PROBLEM: Give, as a bare number, the count of lines that contain the word "учреждениям".

RECORDS SUPPLIED:
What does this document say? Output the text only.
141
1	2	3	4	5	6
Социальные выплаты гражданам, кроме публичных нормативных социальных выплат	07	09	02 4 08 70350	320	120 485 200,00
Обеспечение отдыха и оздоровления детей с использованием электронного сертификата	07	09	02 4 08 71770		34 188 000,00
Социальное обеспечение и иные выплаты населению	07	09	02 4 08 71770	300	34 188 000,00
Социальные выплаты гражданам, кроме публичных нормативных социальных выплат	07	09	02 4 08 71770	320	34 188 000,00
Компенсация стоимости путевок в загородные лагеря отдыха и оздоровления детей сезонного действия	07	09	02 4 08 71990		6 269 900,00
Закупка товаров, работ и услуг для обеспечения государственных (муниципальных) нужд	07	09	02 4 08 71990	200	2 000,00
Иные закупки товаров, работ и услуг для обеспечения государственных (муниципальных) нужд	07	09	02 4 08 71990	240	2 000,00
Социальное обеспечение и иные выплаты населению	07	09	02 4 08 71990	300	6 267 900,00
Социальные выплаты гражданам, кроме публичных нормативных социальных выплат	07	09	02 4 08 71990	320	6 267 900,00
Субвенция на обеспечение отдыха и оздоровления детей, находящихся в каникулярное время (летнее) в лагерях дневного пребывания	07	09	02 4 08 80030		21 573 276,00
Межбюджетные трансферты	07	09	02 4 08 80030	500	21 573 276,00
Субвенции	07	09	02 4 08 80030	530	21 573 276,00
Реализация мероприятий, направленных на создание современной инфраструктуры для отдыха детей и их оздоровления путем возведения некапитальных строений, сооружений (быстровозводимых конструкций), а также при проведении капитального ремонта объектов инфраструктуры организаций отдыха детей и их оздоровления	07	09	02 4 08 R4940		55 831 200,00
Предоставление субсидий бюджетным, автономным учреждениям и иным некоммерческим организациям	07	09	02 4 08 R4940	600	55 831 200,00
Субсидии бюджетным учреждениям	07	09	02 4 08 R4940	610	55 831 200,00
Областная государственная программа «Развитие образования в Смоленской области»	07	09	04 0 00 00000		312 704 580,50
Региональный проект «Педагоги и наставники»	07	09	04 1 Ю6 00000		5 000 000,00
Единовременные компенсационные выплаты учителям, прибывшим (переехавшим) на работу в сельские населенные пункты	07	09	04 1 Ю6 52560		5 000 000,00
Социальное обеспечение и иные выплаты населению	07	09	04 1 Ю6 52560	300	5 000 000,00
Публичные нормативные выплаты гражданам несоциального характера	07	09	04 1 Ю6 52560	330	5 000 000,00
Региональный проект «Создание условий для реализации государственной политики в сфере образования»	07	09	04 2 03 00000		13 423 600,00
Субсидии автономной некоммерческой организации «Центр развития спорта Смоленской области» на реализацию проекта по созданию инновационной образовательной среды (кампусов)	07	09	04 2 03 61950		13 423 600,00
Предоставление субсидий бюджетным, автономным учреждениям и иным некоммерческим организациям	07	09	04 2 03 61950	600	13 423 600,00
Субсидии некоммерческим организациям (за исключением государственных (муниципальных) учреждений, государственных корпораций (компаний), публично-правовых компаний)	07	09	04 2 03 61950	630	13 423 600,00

TASK SOLUTION: 3